YOUR TASK →
Set out as a numbered list the part of the records that opens with the line containing "Patent image size: (1071, 677)." and closes with the line containing "The moving graphical element 264", both lines included. Leave out any blank lines.

DATA RECORDS →
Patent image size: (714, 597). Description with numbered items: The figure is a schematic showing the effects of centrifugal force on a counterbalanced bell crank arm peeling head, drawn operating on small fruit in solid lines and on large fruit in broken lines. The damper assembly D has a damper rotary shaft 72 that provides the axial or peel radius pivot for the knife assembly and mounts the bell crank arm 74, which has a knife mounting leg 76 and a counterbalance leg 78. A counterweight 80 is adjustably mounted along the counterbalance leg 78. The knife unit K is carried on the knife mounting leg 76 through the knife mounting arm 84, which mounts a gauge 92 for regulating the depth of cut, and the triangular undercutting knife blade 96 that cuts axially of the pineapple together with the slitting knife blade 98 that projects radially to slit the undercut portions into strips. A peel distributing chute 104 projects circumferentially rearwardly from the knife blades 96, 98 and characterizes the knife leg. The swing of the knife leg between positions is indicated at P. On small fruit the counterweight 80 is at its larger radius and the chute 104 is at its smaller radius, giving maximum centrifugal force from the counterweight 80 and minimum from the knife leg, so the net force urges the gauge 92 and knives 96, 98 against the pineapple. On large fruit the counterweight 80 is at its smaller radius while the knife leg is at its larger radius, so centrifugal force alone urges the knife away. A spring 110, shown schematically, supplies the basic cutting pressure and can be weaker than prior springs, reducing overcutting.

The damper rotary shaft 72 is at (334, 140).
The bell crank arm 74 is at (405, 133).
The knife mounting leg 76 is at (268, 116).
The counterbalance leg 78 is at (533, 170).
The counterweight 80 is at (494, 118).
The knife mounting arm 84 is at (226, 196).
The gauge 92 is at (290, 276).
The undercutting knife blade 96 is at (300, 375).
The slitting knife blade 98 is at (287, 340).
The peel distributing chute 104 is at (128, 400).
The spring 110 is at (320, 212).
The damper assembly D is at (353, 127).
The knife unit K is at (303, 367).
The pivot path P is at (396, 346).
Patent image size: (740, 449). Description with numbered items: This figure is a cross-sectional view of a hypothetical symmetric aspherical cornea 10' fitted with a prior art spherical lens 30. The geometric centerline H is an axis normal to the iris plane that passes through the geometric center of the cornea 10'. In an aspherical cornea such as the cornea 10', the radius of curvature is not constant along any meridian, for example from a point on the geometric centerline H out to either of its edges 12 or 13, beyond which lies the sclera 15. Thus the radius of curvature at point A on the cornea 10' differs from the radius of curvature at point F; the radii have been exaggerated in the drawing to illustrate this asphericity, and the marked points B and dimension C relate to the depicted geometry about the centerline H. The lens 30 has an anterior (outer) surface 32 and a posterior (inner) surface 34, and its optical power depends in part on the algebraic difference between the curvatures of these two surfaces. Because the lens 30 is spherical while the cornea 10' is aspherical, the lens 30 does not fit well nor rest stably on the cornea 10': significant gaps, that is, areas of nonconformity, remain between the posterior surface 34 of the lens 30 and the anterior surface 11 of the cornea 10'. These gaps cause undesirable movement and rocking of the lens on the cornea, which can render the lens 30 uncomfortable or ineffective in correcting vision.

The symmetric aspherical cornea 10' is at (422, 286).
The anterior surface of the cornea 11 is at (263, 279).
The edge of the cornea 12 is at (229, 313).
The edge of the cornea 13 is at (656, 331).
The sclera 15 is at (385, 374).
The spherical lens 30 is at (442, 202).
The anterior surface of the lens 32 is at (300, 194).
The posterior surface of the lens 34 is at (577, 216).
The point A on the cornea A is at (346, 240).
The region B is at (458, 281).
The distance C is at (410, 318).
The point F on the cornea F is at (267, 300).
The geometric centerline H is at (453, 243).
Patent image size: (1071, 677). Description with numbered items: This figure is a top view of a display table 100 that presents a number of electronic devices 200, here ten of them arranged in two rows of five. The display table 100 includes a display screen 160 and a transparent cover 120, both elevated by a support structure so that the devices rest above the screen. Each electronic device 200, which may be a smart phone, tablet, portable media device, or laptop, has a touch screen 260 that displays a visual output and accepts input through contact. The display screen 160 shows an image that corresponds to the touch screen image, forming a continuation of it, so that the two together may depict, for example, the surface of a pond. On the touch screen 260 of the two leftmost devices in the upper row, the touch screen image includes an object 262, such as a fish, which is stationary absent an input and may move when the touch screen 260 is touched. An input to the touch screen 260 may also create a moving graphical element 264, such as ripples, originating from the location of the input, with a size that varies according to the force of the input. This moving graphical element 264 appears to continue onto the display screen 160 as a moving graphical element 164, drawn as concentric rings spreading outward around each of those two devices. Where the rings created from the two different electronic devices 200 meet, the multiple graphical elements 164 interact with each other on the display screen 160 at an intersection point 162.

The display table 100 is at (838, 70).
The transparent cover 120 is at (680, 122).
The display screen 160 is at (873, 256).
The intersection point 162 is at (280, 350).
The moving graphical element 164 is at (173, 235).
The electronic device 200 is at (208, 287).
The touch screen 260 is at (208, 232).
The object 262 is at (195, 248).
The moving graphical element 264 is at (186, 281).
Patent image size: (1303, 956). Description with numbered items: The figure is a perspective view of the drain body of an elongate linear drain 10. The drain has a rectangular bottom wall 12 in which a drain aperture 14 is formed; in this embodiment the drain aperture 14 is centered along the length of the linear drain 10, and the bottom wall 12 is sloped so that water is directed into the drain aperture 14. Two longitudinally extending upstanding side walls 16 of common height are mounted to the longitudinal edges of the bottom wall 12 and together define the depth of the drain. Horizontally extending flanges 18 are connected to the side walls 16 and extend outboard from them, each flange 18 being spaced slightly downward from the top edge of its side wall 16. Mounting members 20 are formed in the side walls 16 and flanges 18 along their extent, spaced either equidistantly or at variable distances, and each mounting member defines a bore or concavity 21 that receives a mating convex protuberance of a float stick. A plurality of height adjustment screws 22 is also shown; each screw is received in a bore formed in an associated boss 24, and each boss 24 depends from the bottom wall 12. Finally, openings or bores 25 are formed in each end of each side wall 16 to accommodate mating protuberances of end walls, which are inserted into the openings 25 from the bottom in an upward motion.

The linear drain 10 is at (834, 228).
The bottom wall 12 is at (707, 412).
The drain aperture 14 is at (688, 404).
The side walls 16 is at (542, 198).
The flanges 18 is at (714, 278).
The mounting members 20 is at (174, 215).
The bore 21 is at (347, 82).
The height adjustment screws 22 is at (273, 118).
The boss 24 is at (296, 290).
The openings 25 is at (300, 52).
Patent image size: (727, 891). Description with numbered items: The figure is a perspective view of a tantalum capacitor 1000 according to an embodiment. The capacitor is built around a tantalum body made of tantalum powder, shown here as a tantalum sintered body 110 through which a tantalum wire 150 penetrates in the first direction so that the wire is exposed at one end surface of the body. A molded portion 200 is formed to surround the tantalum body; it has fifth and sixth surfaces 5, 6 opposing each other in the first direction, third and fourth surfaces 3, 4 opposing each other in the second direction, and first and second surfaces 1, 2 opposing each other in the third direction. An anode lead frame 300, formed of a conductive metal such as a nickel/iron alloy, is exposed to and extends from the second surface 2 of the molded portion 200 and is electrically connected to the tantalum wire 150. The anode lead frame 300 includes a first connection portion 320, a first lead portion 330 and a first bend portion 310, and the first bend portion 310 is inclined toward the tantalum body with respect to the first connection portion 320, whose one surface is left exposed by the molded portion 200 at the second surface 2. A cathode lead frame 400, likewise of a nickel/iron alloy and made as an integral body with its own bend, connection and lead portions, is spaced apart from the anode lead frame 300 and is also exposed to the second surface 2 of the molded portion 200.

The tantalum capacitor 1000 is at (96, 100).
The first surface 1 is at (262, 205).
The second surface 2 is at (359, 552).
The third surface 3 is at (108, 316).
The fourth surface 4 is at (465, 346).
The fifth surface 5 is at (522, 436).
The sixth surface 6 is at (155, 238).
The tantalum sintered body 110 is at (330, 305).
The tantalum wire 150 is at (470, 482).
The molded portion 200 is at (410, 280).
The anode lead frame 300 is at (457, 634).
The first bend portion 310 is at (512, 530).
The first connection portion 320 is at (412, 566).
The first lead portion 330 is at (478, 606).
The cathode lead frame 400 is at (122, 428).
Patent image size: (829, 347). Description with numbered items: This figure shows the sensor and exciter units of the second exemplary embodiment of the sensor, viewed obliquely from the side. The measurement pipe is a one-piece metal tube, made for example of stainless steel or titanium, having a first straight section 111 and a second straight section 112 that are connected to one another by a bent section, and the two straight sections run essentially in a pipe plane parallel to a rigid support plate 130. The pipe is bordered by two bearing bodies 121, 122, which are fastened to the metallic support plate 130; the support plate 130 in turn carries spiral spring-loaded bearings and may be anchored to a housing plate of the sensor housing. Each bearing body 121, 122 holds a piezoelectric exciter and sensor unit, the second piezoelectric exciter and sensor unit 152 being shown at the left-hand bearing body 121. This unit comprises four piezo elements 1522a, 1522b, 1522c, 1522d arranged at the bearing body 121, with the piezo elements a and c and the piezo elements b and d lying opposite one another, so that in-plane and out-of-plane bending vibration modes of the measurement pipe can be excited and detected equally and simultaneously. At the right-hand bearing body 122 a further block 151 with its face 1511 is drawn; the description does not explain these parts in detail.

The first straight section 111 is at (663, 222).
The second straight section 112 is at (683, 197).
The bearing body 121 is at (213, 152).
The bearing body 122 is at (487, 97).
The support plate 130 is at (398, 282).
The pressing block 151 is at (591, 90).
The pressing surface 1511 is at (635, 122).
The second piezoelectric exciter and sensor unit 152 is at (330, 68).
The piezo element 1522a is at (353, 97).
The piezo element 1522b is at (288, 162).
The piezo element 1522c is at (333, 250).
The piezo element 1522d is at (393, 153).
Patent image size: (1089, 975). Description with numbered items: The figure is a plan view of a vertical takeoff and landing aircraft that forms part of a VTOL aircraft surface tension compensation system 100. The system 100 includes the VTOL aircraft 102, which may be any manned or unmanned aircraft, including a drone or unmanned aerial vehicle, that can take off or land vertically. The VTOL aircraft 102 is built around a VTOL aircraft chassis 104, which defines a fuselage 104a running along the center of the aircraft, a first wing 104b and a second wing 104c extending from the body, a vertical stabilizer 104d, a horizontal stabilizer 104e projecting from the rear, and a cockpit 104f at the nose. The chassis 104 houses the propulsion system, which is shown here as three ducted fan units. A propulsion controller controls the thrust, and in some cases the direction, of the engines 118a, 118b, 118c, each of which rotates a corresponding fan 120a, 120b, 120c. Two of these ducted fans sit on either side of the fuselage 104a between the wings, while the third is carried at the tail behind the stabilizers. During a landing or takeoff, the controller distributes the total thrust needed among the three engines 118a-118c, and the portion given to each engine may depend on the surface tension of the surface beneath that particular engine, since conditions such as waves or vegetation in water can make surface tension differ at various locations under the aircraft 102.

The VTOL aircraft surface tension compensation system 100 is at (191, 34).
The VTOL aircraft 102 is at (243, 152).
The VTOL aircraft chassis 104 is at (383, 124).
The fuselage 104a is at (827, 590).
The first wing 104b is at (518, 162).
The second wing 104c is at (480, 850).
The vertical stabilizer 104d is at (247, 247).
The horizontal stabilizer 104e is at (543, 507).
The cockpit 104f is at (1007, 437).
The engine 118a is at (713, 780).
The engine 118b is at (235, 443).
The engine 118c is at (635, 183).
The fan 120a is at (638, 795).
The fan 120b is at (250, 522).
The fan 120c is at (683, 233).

TASK RESULT →
1. Patent image size: (1071, 677). Description with numbered items: This figure is a top view of a display table 100 that presents a number of electronic devices 200, here ten of them arranged in two rows of five. The display table 100 includes a display screen 160 and a transparent cover 120, both elevated by a support structure so that the devices rest above the screen. Each electronic device 200, which may be a smart phone, tablet, portable media device, or laptop, has a touch screen 260 that displays a visual output and accepts input through contact. The display screen 160 shows an image that corresponds to the touch screen image, forming a continuation of it, so that the two together may depict, for example, the surface of a pond. On the touch screen 260 of the two leftmost devices in the upper row, the touch screen image includes an object 262, such as a fish, which is stationary absent an input and may move when the touch screen 260 is touched. An input to the touch screen 260 may also create a moving graphical element 264, such as ripples, originating from the location of the input, with a size that varies according to the force of the input. This moving graphical element 264 appears to continue onto the display screen 160 as a moving graphical element 164, drawn as concentric rings spreading outward around each of those two devices. Where the rings created from the two different electronic devices 200 meet, the multiple graphical elements 164 interact with each other on the display screen 160 at an intersection point 162.
2. The display table 100 is at (838, 70).
3. The transparent cover 120 is at (680, 122).
4. The display screen 160 is at (873, 256).
5. The intersection point 162 is at (280, 350).
6. The moving graphical element 164 is at (173, 235).
7. The electronic device 200 is at (208, 287).
8. The touch screen 260 is at (208, 232).
9. The object 262 is at (195, 248).
10. The moving graphical element 264 is at (186, 281).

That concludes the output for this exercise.